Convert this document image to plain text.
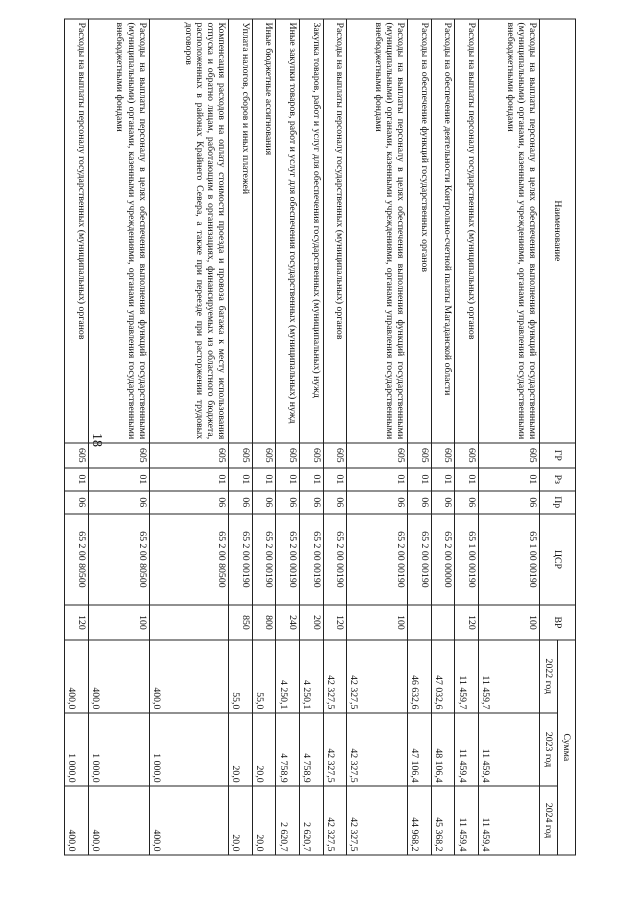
18
Наименование	ГР	Рз	Пр	ЦСР	ВР	Сумма		
						2022 год	2023 год	2024 год
Расходы на выплаты персоналу в целях обеспечения выполнения функций государственными (муниципальными) органами, казенными учреждениями, органами управления государственными внебюджетными фондами	605	01	06	65 1 00 00190	100	11 459,7	11 459,4	11 459,4
Расходы на выплаты персоналу государственных (муниципальных) органов	605	01	06	65 1 00 00190	120	11 459,7	11 459,4	11 459,4
Расходы на обеспечение деятельности Контрольно-счетной палаты Магаданской области	605	01	06	65 2 00 00000		47 032,6	48 106,4	45 368,2
Расходы на обеспечение функций государственных органов	605	01	06	65 2 00 00190		46 632,6	47 106,4	44 968,2
Расходы на выплаты персоналу в целях обеспечения выполнения функций государственными (муниципальными) органами, казенными учреждениями, органами управления государственными внебюджетными фондами	605	01	06	65 2 00 00190	100	42 327,5	42 327,5	42 327,5
Расходы на выплаты персоналу государственных (муниципальных) органов	605	01	06	65 2 00 00190	120	42 327,5	42 327,5	42 327,5
Закупка товаров, работ и услуг для обеспечения государственных (муниципальных) нужд	605	01	06	65 2 00 00190	200	4 250,1	4 758,9	2 620,7
Иные закупки товаров, работ и услуг для обеспечения государственных (муниципальных) нужд	605	01	06	65 2 00 00190	240	4 250,1	4 758,9	2 620,7
Иные бюджетные ассигнования	605	01	06	65 2 00 00190	800	55,0	20,0	20,0
Уплата налогов, сборов и иных платежей	605	01	06	65 2 00 00190	850	55,0	20,0	20,0
Компенсация расходов на оплату стоимости проезда и провоза багажа к месту использования отпуска и обратно лицам, работающим в организациях, финансируемых из областного бюджета, расположенных в районах Крайнего Севера, а также при переезде при расторжении трудовых договоров	605	01	06	65 2 00 80500		400,0	1 000,0	400,0
Расходы на выплаты персоналу в целях обеспечения выполнения функций государственными (муниципальными) органами, казенными учреждениями, органами управления государственными внебюджетными фондами	605	01	06	65 2 00 80500	100	400,0	1 000,0	400,0
Расходы на выплаты персоналу государственных (муниципальных) органов	605	01	06	65 2 00 80500	120	400,0	1 000,0	400,0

——————————

Using the records above, select and copy every line that has the word "нужд".

Закупка товаров, работ и услуг для обеспечения государственных (муниципальных) нужд	605	01	06	65 2 00 00190	200	4 250,1	4 758,9	2 620,7
Иные закупки товаров, работ и услуг для обеспечения государственных (муниципальных) нужд	605	01	06	65 2 00 00190	240	4 250,1	4 758,9	2 620,7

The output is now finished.